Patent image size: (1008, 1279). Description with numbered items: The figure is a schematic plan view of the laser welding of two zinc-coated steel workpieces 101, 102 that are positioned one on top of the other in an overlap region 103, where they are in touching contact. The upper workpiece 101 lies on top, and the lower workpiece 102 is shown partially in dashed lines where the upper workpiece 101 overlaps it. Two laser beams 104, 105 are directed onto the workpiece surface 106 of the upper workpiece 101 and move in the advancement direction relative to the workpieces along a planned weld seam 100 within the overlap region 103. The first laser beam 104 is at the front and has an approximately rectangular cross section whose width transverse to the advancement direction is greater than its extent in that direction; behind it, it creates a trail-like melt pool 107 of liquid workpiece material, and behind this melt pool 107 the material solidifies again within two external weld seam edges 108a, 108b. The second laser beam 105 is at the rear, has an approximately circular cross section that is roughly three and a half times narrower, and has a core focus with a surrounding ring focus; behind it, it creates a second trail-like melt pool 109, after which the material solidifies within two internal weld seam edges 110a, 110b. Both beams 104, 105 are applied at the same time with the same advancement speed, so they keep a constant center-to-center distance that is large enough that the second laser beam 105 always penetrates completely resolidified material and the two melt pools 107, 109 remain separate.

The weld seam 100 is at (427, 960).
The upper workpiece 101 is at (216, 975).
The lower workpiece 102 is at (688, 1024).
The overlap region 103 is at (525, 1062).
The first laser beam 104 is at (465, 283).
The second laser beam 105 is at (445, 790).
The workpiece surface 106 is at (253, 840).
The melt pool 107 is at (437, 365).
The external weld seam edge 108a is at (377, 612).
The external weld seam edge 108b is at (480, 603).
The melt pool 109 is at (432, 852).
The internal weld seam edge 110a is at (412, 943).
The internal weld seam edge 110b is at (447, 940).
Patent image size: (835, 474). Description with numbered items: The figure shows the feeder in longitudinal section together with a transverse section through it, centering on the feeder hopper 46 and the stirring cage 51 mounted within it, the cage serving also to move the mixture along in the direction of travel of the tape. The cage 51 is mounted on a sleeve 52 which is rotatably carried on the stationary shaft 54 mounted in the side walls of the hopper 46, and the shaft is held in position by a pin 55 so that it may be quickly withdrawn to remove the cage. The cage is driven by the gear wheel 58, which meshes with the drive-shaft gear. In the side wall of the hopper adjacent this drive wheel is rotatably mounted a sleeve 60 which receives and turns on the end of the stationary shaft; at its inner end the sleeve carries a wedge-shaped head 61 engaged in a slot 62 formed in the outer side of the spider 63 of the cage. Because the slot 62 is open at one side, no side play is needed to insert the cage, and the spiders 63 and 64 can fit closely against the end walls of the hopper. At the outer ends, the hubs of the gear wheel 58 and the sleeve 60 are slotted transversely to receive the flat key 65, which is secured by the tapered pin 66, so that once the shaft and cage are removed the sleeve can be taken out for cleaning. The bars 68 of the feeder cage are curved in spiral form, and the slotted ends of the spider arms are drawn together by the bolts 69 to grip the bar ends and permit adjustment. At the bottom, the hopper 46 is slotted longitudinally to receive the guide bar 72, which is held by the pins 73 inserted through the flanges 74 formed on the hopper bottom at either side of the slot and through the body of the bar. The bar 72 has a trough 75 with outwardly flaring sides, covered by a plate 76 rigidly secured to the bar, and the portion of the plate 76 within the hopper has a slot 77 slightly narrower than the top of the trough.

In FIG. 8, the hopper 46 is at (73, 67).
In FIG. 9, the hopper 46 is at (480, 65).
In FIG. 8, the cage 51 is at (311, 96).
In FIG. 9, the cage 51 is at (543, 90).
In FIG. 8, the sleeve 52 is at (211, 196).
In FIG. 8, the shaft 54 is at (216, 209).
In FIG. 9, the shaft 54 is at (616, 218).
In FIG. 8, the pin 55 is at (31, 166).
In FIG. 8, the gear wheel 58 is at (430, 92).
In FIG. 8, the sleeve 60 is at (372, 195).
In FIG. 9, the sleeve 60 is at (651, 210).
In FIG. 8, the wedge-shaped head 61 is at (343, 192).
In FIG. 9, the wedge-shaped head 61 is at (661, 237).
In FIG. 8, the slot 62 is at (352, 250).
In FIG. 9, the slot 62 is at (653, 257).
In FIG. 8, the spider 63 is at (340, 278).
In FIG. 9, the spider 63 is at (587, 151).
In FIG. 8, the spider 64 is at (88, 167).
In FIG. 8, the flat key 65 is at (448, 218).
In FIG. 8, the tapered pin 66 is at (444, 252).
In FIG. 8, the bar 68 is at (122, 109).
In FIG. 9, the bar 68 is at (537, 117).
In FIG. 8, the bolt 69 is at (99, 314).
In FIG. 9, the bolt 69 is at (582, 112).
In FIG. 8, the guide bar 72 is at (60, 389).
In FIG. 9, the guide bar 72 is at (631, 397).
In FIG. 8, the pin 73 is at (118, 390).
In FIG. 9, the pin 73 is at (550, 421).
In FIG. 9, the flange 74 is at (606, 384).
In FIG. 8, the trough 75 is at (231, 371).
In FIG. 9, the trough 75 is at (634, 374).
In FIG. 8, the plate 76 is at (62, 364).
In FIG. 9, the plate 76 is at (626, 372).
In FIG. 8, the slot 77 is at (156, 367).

===

- Exercise prompt -
Please convert the rows above into a two-column CSV named with the headers description and locations, one line for each row, putting its description text and the answer that follows it each in a single quoted field with line breaks replaced by spaces.

- Reply to the exercise -
description,locations
"Patent image size: (1008, 1279). Description with numbered items: The figure is a schematic plan view of the laser welding of two zinc-coated steel workpieces 101, 102 that are positioned one on top of the other in an overlap region 103, where they are in touching contact. The upper workpiece 101 lies on top, and the lower workpiece 102 is shown partially in dashed lines where the upper workpiece 101 overlaps it. Two laser beams 104, 105 are directed onto the workpiece surface 106 of the upper workpiece 101 and move in the advancement direction relative to the workpieces along a planned weld seam 100 within the overlap region 103. The first laser beam 104 is at the front and has an approximately rectangular cross section whose width transverse to the advancement direction is greater than its extent in that direction; behind it, it creates a trail-like melt pool 107 of liquid workpiece material, and behind this melt pool 107 the material solidifies again within two external weld seam edges 108a, 108b. The second laser beam 105 is at the rear, has an approximately circular cross section that is roughly three and a half times narrower, and has a core focus with a surrounding ring focus; behind it, it creates a second trail-like melt pool 109, after which the material solidifies within two internal weld seam edges 110a, 110b. Both beams 104, 105 are applied at the same time with the same advancement speed, so they keep a constant center-to-center distance that is large enough that the second laser beam 105 always penetrates completely resolidified material and the two melt pools 107, 109 remain separate.","The weld seam 100 is at (427, 960). The upper workpiece 101 is at (216, 975). The lower workpiece 102 is at (688, 1024). The overlap region 103 is at (525, 1062). The first laser beam 104 is at (465, 283). The second laser beam 105 is at (445, 790). The workpiece surface 106 is at (253, 840). The melt pool 107 is at (437, 365). The external weld seam edge 108a is at (377, 612). The external weld seam edge 108b is at (480, 603). The melt pool 109 is at (432, 852). The internal weld seam edge 110a is at (412, 943). The internal weld seam edge 110b is at (447, 940)."
"Patent image size: (835, 474). Description with numbered items: The figure shows the feeder in longitudinal section together with a transverse section through it, centering on the feeder hopper 46 and the stirring cage 51 mounted within it, the cage serving also to move the mixture along in the direction of travel of the tape. The cage 51 is mounted on a sleeve 52 which is rotatably carried on the stationary shaft 54 mounted in the side walls of the hopper 46, and the shaft is held in position by a pin 55 so that it may be quickly withdrawn to remove the cage. The cage is driven by the gear wheel 58, which meshes with the drive-shaft gear. In the side wall of the hopper adjacent this drive wheel is rotatably mounted a sleeve 60 which receives and turns on the end of the stationary shaft; at its inner end the sleeve carries a wedge-shaped head 61 engaged in a slot 62 formed in the outer side of the spider 63 of the cage. Because the slot 62 is open at one side, no side play is needed to insert the cage, and the spiders 63 and 64 can fit closely against the end walls of the hopper. At the outer ends, the hubs of the gear wheel 58 and the sleeve 60 are slotted transversely to receive the flat key 65, which is secured by the tapered pin 66, so that once the shaft and cage are removed the sleeve can be taken out for cleaning. The bars 68 of the feeder cage are curved in spiral form, and the slotted ends of the spider arms are drawn together by the bolts 69 to grip the bar ends and permit adjustment. At the bottom, the hopper 46 is slotted longitudinally to receive the guide bar 72, which is held by the pins 73 inserted through the flanges 74 formed on the hopper bottom at either side of the slot and through the body of the bar. The bar 72 has a trough 75 with outwardly flaring sides, covered by a plate 76 rigidly secured to the bar, and the portion of the plate 76 within the hopper has a slot 77 slightly narrower than the top of the trough.","In FIG. 8, the hopper 46 is at (73, 67). In FIG. 9, the hopper 46 is at (480, 65). In FIG. 8, the cage 51 is at (311, 96). In FIG. 9, the cage 51 is at (543, 90). In FIG. 8, the sleeve 52 is at (211, 196). In FIG. 8, the shaft 54 is at (216, 209). In FIG. 9, the shaft 54 is at (616, 218). In FIG. 8, the pin 55 is at (31, 166). In FIG. 8, the gear wheel 58 is at (430, 92). In FIG. 8, the sleeve 60 is at (372, 195). In FIG. 9, the sleeve 60 is at (651, 210). In FIG. 8, the wedge-shaped head 61 is at (343, 192). In FIG. 9, the wedge-shaped head 61 is at (661, 237). In FIG. 8, the slot 62 is at (352, 250). In FIG. 9, the slot 62 is at (653, 257). In FIG. 8, the spider 63 is at (340, 278). In FIG. 9, the spider 63 is at (587, 151). In FIG. 8, the spider 64 is at (88, 167). In FIG. 8, the flat key 65 is at (448, 218). In FIG. 8, the tapered pin 66 is at (444, 252). In FIG. 8, the bar 68 is at (122, 109). In FIG. 9, the bar 68 is at (537, 117). In FIG. 8, the bolt 69 is at (99, 314). In FIG. 9, the bolt 69 is at (582, 112). In FIG. 8, the guide bar 72 is at (60, 389). In FIG. 9, the guide bar 72 is at (631, 397). In FIG. 8, the pin 73 is at (118, 390). In FIG. 9, the pin 73 is at (550, 421). In FIG. 9, the flange 74 is at (606, 384). In FIG. 8, the trough 75 is at (231, 371). In FIG. 9, the trough 75 is at (634, 374). In FIG. 8, the plate 76 is at (62, 364). In FIG. 9, the plate 76 is at (626, 372). In FIG. 8, the slot 77 is at (156, 367)."